Aim of the exercise:
State the number of lines that contain "Through", with no other text.

Data provided:

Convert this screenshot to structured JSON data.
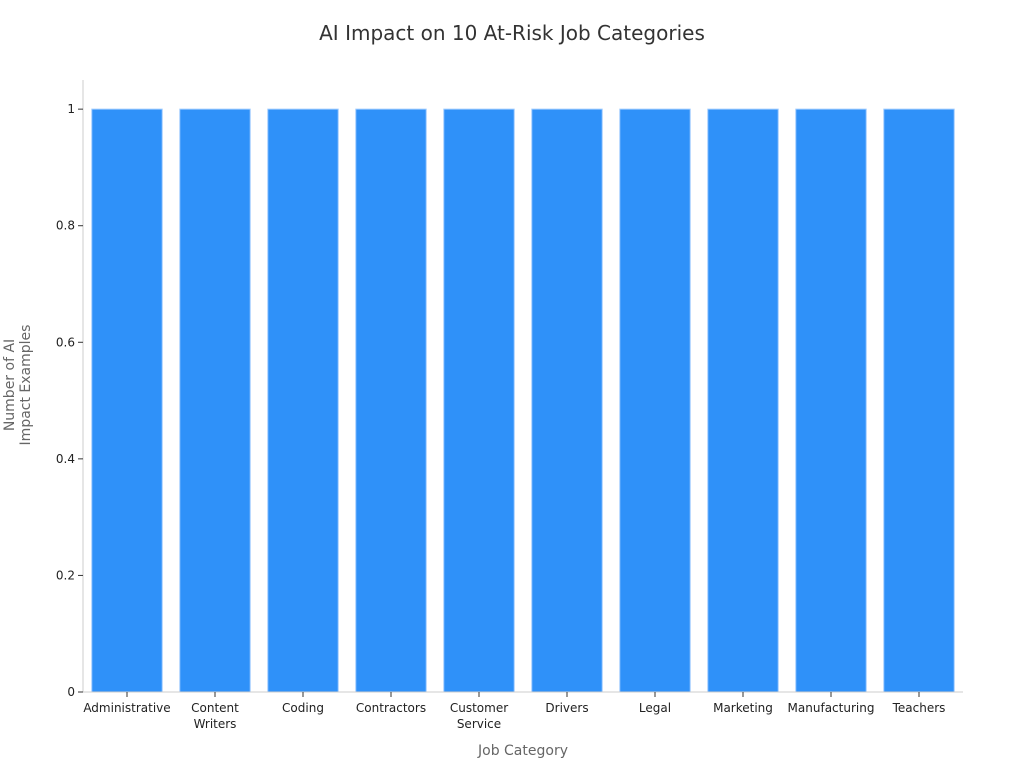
{
  "chart_data": {
    "type": "bar",
    "title": "AI Impact on 10 At-Risk Job Categories",
    "xlabel": "Job Category",
    "ylabel": [
      "Number of AI",
      "Impact Examples"
    ],
    "categories": [
      [
        "Administrative"
      ],
      [
        "Content",
        "Writers"
      ],
      [
        "Coding"
      ],
      [
        "Contractors"
      ],
      [
        "Customer",
        "Service"
      ],
      [
        "Drivers"
      ],
      [
        "Legal"
      ],
      [
        "Marketing"
      ],
      [
        "Manufacturing"
      ],
      [
        "Teachers"
      ]
    ],
    "values": [
      1,
      1,
      1,
      1,
      1,
      1,
      1,
      1,
      1,
      1
    ],
    "ylim": [
      0,
      1.05
    ],
    "yticks": [
      0,
      0.2,
      0.4,
      0.6,
      0.8,
      1
    ],
    "ytick_labels": [
      "0",
      "0.2",
      "0.4",
      "0.6",
      "0.8",
      "1"
    ],
    "grid": false,
    "bar_color": "#2f91f9"
  }
}
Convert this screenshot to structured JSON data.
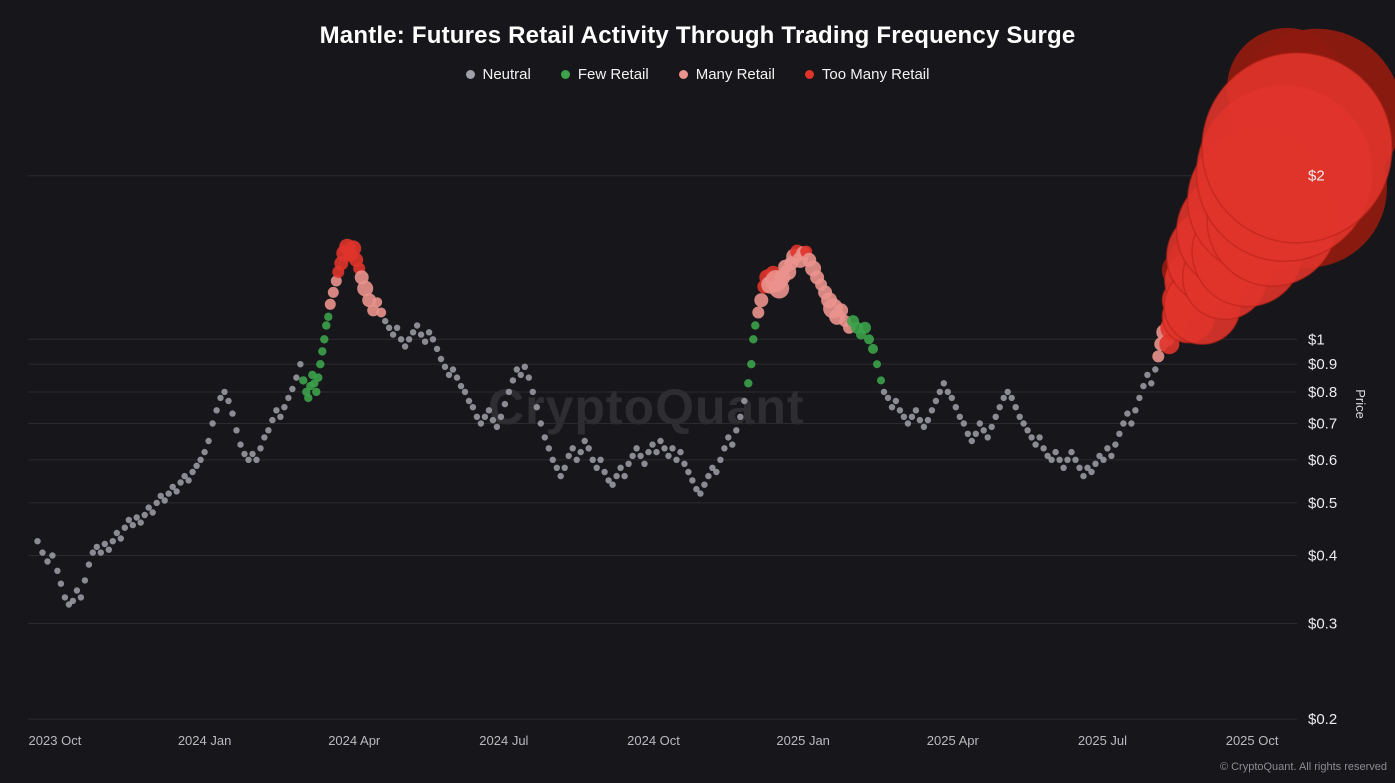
{
  "title": "Mantle: Futures Retail Activity Through Trading Frequency Surge",
  "watermark": "CryptoQuant",
  "footer": "© CryptoQuant. All rights reserved",
  "colors": {
    "background": "#17171b",
    "grid": "#2a2a2f",
    "tick_label_x": "#b9b9bf",
    "tick_label_y": "#ececef",
    "axis_label": "#dcdcde",
    "blob_shade": "#8e1a10"
  },
  "legend": {
    "position": "top",
    "items": [
      {
        "label": "Neutral",
        "color": "#a0a0a8"
      },
      {
        "label": "Few Retail",
        "color": "#3ca24a"
      },
      {
        "label": "Many Retail",
        "color": "#eb928d"
      },
      {
        "label": "Too Many Retail",
        "color": "#e0342b"
      }
    ]
  },
  "chart_data": {
    "type": "scatter",
    "title": "Mantle: Futures Retail Activity Through Trading Frequency Surge",
    "xlabel": "",
    "ylabel": "Price",
    "y_scale": "log",
    "x_unit": "months since 2023-10-01",
    "xlim": [
      -0.54,
      24.9
    ],
    "ylim": [
      0.191,
      2.9
    ],
    "grid": true,
    "categories": [
      "Neutral",
      "Few Retail",
      "Many Retail",
      "Too Many Retail"
    ],
    "point_format": "[months_since_2023_10, price_usd, category_index(optional: 0 neutral,1 few,2 many,3 too-many,4 too-many-dense-shade), bubble_radius_px(optional)]",
    "x_ticks": [
      {
        "m": 0,
        "label": "2023 Oct"
      },
      {
        "m": 3,
        "label": "2024 Jan"
      },
      {
        "m": 6,
        "label": "2024 Apr"
      },
      {
        "m": 9,
        "label": "2024 Jul"
      },
      {
        "m": 12,
        "label": "2024 Oct"
      },
      {
        "m": 15,
        "label": "2025 Jan"
      },
      {
        "m": 18,
        "label": "2025 Apr"
      },
      {
        "m": 21,
        "label": "2025 Jul"
      },
      {
        "m": 24,
        "label": "2025 Oct"
      }
    ],
    "y_ticks": [
      {
        "value": 2,
        "label": "$2"
      },
      {
        "value": 1,
        "label": "$1"
      },
      {
        "value": 0.9,
        "label": "$0.9"
      },
      {
        "value": 0.8,
        "label": "$0.8"
      },
      {
        "value": 0.7,
        "label": "$0.7"
      },
      {
        "value": 0.6,
        "label": "$0.6"
      },
      {
        "value": 0.5,
        "label": "$0.5"
      },
      {
        "value": 0.4,
        "label": "$0.4"
      },
      {
        "value": 0.3,
        "label": "$0.3"
      },
      {
        "value": 0.2,
        "label": "$0.2"
      }
    ],
    "points": [
      [
        -0.35,
        0.425
      ],
      [
        -0.25,
        0.405
      ],
      [
        -0.15,
        0.39
      ],
      [
        -0.05,
        0.4
      ],
      [
        0.05,
        0.375
      ],
      [
        0.12,
        0.355
      ],
      [
        0.2,
        0.335
      ],
      [
        0.28,
        0.325
      ],
      [
        0.36,
        0.33
      ],
      [
        0.44,
        0.345
      ],
      [
        0.52,
        0.335
      ],
      [
        0.6,
        0.36
      ],
      [
        0.68,
        0.385
      ],
      [
        0.76,
        0.405
      ],
      [
        0.84,
        0.415
      ],
      [
        0.92,
        0.405
      ],
      [
        1.0,
        0.42
      ],
      [
        1.08,
        0.41
      ],
      [
        1.16,
        0.425
      ],
      [
        1.24,
        0.44
      ],
      [
        1.32,
        0.43
      ],
      [
        1.4,
        0.45
      ],
      [
        1.48,
        0.465
      ],
      [
        1.56,
        0.455
      ],
      [
        1.64,
        0.47
      ],
      [
        1.72,
        0.46
      ],
      [
        1.8,
        0.475
      ],
      [
        1.88,
        0.49
      ],
      [
        1.96,
        0.48
      ],
      [
        2.04,
        0.5
      ],
      [
        2.12,
        0.515
      ],
      [
        2.2,
        0.505
      ],
      [
        2.28,
        0.52
      ],
      [
        2.36,
        0.535
      ],
      [
        2.44,
        0.525
      ],
      [
        2.52,
        0.545
      ],
      [
        2.6,
        0.56
      ],
      [
        2.68,
        0.55
      ],
      [
        2.76,
        0.57
      ],
      [
        2.84,
        0.585
      ],
      [
        2.92,
        0.6
      ],
      [
        3.0,
        0.62
      ],
      [
        3.08,
        0.65
      ],
      [
        3.16,
        0.7
      ],
      [
        3.24,
        0.74
      ],
      [
        3.32,
        0.78
      ],
      [
        3.4,
        0.8
      ],
      [
        3.48,
        0.77
      ],
      [
        3.56,
        0.73
      ],
      [
        3.64,
        0.68
      ],
      [
        3.72,
        0.64
      ],
      [
        3.8,
        0.615
      ],
      [
        3.88,
        0.6
      ],
      [
        3.96,
        0.615
      ],
      [
        4.04,
        0.6
      ],
      [
        4.12,
        0.63
      ],
      [
        4.2,
        0.66
      ],
      [
        4.28,
        0.68
      ],
      [
        4.36,
        0.71
      ],
      [
        4.44,
        0.74
      ],
      [
        4.52,
        0.72
      ],
      [
        4.6,
        0.75
      ],
      [
        4.68,
        0.78
      ],
      [
        4.76,
        0.81
      ],
      [
        4.84,
        0.85
      ],
      [
        4.92,
        0.9
      ],
      [
        4.98,
        0.84,
        1
      ],
      [
        5.04,
        0.8,
        1
      ],
      [
        5.08,
        0.78,
        1
      ],
      [
        5.12,
        0.82,
        1
      ],
      [
        5.16,
        0.86,
        1
      ],
      [
        5.2,
        0.83,
        1
      ],
      [
        5.24,
        0.8,
        1
      ],
      [
        5.28,
        0.85,
        1
      ],
      [
        5.32,
        0.9,
        1
      ],
      [
        5.36,
        0.95,
        1
      ],
      [
        5.4,
        1.0,
        1
      ],
      [
        5.44,
        1.06,
        1
      ],
      [
        5.48,
        1.1,
        1
      ],
      [
        5.52,
        1.16,
        2
      ],
      [
        5.58,
        1.22,
        2
      ],
      [
        5.64,
        1.28,
        2
      ],
      [
        5.68,
        1.33,
        3,
        6
      ],
      [
        5.74,
        1.38,
        3,
        7
      ],
      [
        5.8,
        1.44,
        3,
        8
      ],
      [
        5.86,
        1.48,
        3,
        8
      ],
      [
        5.92,
        1.43,
        3,
        7
      ],
      [
        5.98,
        1.47,
        3,
        8
      ],
      [
        6.04,
        1.4,
        3,
        7
      ],
      [
        6.1,
        1.35,
        3,
        6
      ],
      [
        6.15,
        1.3,
        2,
        7
      ],
      [
        6.22,
        1.24,
        2,
        8
      ],
      [
        6.3,
        1.18,
        2,
        7
      ],
      [
        6.38,
        1.13,
        2,
        6
      ],
      [
        6.46,
        1.17,
        2,
        5
      ],
      [
        6.54,
        1.12,
        2,
        5
      ],
      [
        6.62,
        1.08
      ],
      [
        6.7,
        1.05
      ],
      [
        6.78,
        1.02
      ],
      [
        6.86,
        1.05
      ],
      [
        6.94,
        1.0
      ],
      [
        7.02,
        0.97
      ],
      [
        7.1,
        1.0
      ],
      [
        7.18,
        1.03
      ],
      [
        7.26,
        1.06
      ],
      [
        7.34,
        1.02
      ],
      [
        7.42,
        0.99
      ],
      [
        7.5,
        1.03
      ],
      [
        7.58,
        1.0
      ],
      [
        7.66,
        0.96
      ],
      [
        7.74,
        0.92
      ],
      [
        7.82,
        0.89
      ],
      [
        7.9,
        0.86
      ],
      [
        7.98,
        0.88
      ],
      [
        8.06,
        0.85
      ],
      [
        8.14,
        0.82
      ],
      [
        8.22,
        0.8
      ],
      [
        8.3,
        0.77
      ],
      [
        8.38,
        0.75
      ],
      [
        8.46,
        0.72
      ],
      [
        8.54,
        0.7
      ],
      [
        8.62,
        0.72
      ],
      [
        8.7,
        0.74
      ],
      [
        8.78,
        0.71
      ],
      [
        8.86,
        0.69
      ],
      [
        8.94,
        0.72
      ],
      [
        9.02,
        0.76
      ],
      [
        9.1,
        0.8
      ],
      [
        9.18,
        0.84
      ],
      [
        9.26,
        0.88
      ],
      [
        9.34,
        0.86
      ],
      [
        9.42,
        0.89
      ],
      [
        9.5,
        0.85
      ],
      [
        9.58,
        0.8
      ],
      [
        9.66,
        0.75
      ],
      [
        9.74,
        0.7
      ],
      [
        9.82,
        0.66
      ],
      [
        9.9,
        0.63
      ],
      [
        9.98,
        0.6
      ],
      [
        10.06,
        0.58
      ],
      [
        10.14,
        0.56
      ],
      [
        10.22,
        0.58
      ],
      [
        10.3,
        0.61
      ],
      [
        10.38,
        0.63
      ],
      [
        10.46,
        0.6
      ],
      [
        10.54,
        0.62
      ],
      [
        10.62,
        0.65
      ],
      [
        10.7,
        0.63
      ],
      [
        10.78,
        0.6
      ],
      [
        10.86,
        0.58
      ],
      [
        10.94,
        0.6
      ],
      [
        11.02,
        0.57
      ],
      [
        11.1,
        0.55
      ],
      [
        11.18,
        0.54
      ],
      [
        11.26,
        0.56
      ],
      [
        11.34,
        0.58
      ],
      [
        11.42,
        0.56
      ],
      [
        11.5,
        0.59
      ],
      [
        11.58,
        0.61
      ],
      [
        11.66,
        0.63
      ],
      [
        11.74,
        0.61
      ],
      [
        11.82,
        0.59
      ],
      [
        11.9,
        0.62
      ],
      [
        11.98,
        0.64
      ],
      [
        12.06,
        0.62
      ],
      [
        12.14,
        0.65
      ],
      [
        12.22,
        0.63
      ],
      [
        12.3,
        0.61
      ],
      [
        12.38,
        0.63
      ],
      [
        12.46,
        0.6
      ],
      [
        12.54,
        0.62
      ],
      [
        12.62,
        0.59
      ],
      [
        12.7,
        0.57
      ],
      [
        12.78,
        0.55
      ],
      [
        12.86,
        0.53
      ],
      [
        12.94,
        0.52
      ],
      [
        13.02,
        0.54
      ],
      [
        13.1,
        0.56
      ],
      [
        13.18,
        0.58
      ],
      [
        13.26,
        0.57
      ],
      [
        13.34,
        0.6
      ],
      [
        13.42,
        0.63
      ],
      [
        13.5,
        0.66
      ],
      [
        13.58,
        0.64
      ],
      [
        13.66,
        0.68
      ],
      [
        13.74,
        0.72
      ],
      [
        13.82,
        0.77
      ],
      [
        13.9,
        0.83,
        1
      ],
      [
        13.96,
        0.9,
        1
      ],
      [
        14.0,
        1.0,
        1
      ],
      [
        14.04,
        1.06,
        1
      ],
      [
        14.1,
        1.12,
        2,
        6
      ],
      [
        14.16,
        1.18,
        2,
        7
      ],
      [
        14.22,
        1.25,
        3,
        7
      ],
      [
        14.28,
        1.3,
        3,
        8
      ],
      [
        14.34,
        1.26,
        2,
        9
      ],
      [
        14.4,
        1.32,
        3,
        8
      ],
      [
        14.46,
        1.28,
        2,
        11
      ],
      [
        14.52,
        1.24,
        2,
        10
      ],
      [
        14.58,
        1.3,
        2,
        8
      ],
      [
        14.64,
        1.36,
        2,
        7
      ],
      [
        14.7,
        1.33,
        2,
        8
      ],
      [
        14.76,
        1.38,
        2,
        7
      ],
      [
        14.82,
        1.42,
        2,
        8
      ],
      [
        14.88,
        1.45,
        3,
        7
      ],
      [
        14.94,
        1.4,
        2,
        8
      ],
      [
        15.0,
        1.44,
        2,
        7
      ],
      [
        15.06,
        1.45,
        3,
        6
      ],
      [
        15.12,
        1.4,
        2,
        7
      ],
      [
        15.2,
        1.35,
        2,
        8
      ],
      [
        15.28,
        1.3,
        2,
        7
      ],
      [
        15.36,
        1.26,
        2,
        6
      ],
      [
        15.44,
        1.22,
        2,
        7
      ],
      [
        15.52,
        1.18,
        2,
        8
      ],
      [
        15.6,
        1.14,
        2,
        10
      ],
      [
        15.68,
        1.1,
        2,
        8
      ],
      [
        15.76,
        1.13,
        2,
        7
      ],
      [
        15.84,
        1.08,
        2,
        6
      ],
      [
        15.92,
        1.05,
        2,
        6
      ],
      [
        16.0,
        1.08,
        1,
        6
      ],
      [
        16.08,
        1.05,
        1,
        6
      ],
      [
        16.16,
        1.02,
        1,
        5
      ],
      [
        16.24,
        1.05,
        1,
        6
      ],
      [
        16.32,
        1.0,
        1,
        5
      ],
      [
        16.4,
        0.96,
        1,
        5
      ],
      [
        16.48,
        0.9,
        1,
        4
      ],
      [
        16.56,
        0.84,
        1,
        4
      ],
      [
        16.62,
        0.8
      ],
      [
        16.7,
        0.78
      ],
      [
        16.78,
        0.75
      ],
      [
        16.86,
        0.77
      ],
      [
        16.94,
        0.74
      ],
      [
        17.02,
        0.72
      ],
      [
        17.1,
        0.7
      ],
      [
        17.18,
        0.72
      ],
      [
        17.26,
        0.74
      ],
      [
        17.34,
        0.71
      ],
      [
        17.42,
        0.69
      ],
      [
        17.5,
        0.71
      ],
      [
        17.58,
        0.74
      ],
      [
        17.66,
        0.77
      ],
      [
        17.74,
        0.8
      ],
      [
        17.82,
        0.83
      ],
      [
        17.9,
        0.8
      ],
      [
        17.98,
        0.78
      ],
      [
        18.06,
        0.75
      ],
      [
        18.14,
        0.72
      ],
      [
        18.22,
        0.7
      ],
      [
        18.3,
        0.67
      ],
      [
        18.38,
        0.65
      ],
      [
        18.46,
        0.67
      ],
      [
        18.54,
        0.7
      ],
      [
        18.62,
        0.68
      ],
      [
        18.7,
        0.66
      ],
      [
        18.78,
        0.69
      ],
      [
        18.86,
        0.72
      ],
      [
        18.94,
        0.75
      ],
      [
        19.02,
        0.78
      ],
      [
        19.1,
        0.8
      ],
      [
        19.18,
        0.78
      ],
      [
        19.26,
        0.75
      ],
      [
        19.34,
        0.72
      ],
      [
        19.42,
        0.7
      ],
      [
        19.5,
        0.68
      ],
      [
        19.58,
        0.66
      ],
      [
        19.66,
        0.64
      ],
      [
        19.74,
        0.66
      ],
      [
        19.82,
        0.63
      ],
      [
        19.9,
        0.61
      ],
      [
        19.98,
        0.6
      ],
      [
        20.06,
        0.62
      ],
      [
        20.14,
        0.6
      ],
      [
        20.22,
        0.58
      ],
      [
        20.3,
        0.6
      ],
      [
        20.38,
        0.62
      ],
      [
        20.46,
        0.6
      ],
      [
        20.54,
        0.58
      ],
      [
        20.62,
        0.56
      ],
      [
        20.7,
        0.58
      ],
      [
        20.78,
        0.57
      ],
      [
        20.86,
        0.59
      ],
      [
        20.94,
        0.61
      ],
      [
        21.02,
        0.6
      ],
      [
        21.1,
        0.63
      ],
      [
        21.18,
        0.61
      ],
      [
        21.26,
        0.64
      ],
      [
        21.34,
        0.67
      ],
      [
        21.42,
        0.7
      ],
      [
        21.5,
        0.73
      ],
      [
        21.58,
        0.7
      ],
      [
        21.66,
        0.74
      ],
      [
        21.74,
        0.78
      ],
      [
        21.82,
        0.82
      ],
      [
        21.9,
        0.86
      ],
      [
        21.98,
        0.83
      ],
      [
        22.06,
        0.88
      ],
      [
        22.12,
        0.93,
        2,
        6
      ],
      [
        22.18,
        0.98,
        2,
        7
      ],
      [
        22.24,
        1.03,
        2,
        8
      ],
      [
        22.3,
        1.0,
        2,
        7
      ],
      [
        22.36,
        1.06,
        2,
        8
      ],
      [
        22.55,
        1.34,
        4,
        18
      ],
      [
        23.1,
        1.35,
        4,
        40
      ],
      [
        24.7,
        2.9,
        4,
        60
      ],
      [
        25.1,
        1.9,
        4,
        80
      ],
      [
        25.3,
        2.6,
        4,
        85
      ],
      [
        22.34,
        0.98,
        3,
        10
      ],
      [
        22.42,
        1.05,
        3,
        13
      ],
      [
        22.6,
        1.18,
        3,
        20
      ],
      [
        22.72,
        1.1,
        3,
        26
      ],
      [
        22.85,
        1.28,
        3,
        30
      ],
      [
        23.0,
        1.15,
        3,
        38
      ],
      [
        23.25,
        1.42,
        3,
        48
      ],
      [
        23.45,
        1.3,
        3,
        42
      ],
      [
        23.65,
        1.58,
        3,
        58
      ],
      [
        23.9,
        1.45,
        3,
        55
      ],
      [
        24.15,
        1.8,
        3,
        72
      ],
      [
        24.4,
        1.65,
        3,
        65
      ],
      [
        24.65,
        2.02,
        3,
        88
      ],
      [
        24.9,
        2.25,
        3,
        95
      ]
    ]
  }
}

Complete answer:
2